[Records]
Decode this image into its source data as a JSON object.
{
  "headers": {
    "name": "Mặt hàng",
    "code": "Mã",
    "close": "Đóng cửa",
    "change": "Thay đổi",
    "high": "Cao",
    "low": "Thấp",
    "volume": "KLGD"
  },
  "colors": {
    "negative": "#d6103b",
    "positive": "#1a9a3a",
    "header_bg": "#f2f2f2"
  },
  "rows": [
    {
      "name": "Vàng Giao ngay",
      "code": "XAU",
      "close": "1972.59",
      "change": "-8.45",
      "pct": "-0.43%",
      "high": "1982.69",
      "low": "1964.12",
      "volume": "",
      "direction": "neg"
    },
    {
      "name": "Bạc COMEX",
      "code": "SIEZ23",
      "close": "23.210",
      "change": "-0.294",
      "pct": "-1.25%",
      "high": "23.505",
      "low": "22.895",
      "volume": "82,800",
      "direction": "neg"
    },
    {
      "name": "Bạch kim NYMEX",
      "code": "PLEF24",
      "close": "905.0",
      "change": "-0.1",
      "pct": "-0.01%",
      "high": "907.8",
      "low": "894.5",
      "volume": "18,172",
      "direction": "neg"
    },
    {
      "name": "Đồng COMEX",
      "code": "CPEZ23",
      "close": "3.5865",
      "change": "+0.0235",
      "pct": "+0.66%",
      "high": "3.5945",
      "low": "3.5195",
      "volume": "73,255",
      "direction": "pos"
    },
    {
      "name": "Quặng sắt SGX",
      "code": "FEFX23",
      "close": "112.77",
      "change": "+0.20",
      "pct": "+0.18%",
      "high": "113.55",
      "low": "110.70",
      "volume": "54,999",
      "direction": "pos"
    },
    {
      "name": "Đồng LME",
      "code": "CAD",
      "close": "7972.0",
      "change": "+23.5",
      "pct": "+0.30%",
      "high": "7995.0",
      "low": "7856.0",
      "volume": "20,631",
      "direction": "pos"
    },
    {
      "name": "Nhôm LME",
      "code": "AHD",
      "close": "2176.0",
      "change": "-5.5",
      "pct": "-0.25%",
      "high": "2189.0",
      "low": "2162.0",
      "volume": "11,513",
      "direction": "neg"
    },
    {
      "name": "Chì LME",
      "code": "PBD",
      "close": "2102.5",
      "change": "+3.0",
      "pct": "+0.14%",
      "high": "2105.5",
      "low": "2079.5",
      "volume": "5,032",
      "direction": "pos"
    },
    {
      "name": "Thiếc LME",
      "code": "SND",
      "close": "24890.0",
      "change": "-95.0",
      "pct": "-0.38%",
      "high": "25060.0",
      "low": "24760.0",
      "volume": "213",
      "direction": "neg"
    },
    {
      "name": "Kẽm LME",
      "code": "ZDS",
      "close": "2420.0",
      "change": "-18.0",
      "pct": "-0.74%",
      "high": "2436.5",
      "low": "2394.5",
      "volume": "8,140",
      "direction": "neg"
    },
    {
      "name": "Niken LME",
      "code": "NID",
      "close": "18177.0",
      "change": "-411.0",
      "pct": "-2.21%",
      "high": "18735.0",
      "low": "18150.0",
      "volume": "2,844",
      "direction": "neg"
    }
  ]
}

# EXERCISE DETAILS:
Search the preceding listing for "volume" and extract every line where it is found.

# EXERCISE RESPONSE:
    "volume": "KLGD"
      "volume": "",
      "volume": "82,800",
      "volume": "18,172",
      "volume": "73,255",
      "volume": "54,999",
      "volume": "20,631",
      "volume": "11,513",
      "volume": "5,032",
      "volume": "213",
      "volume": "8,140",
      "volume": "2,844",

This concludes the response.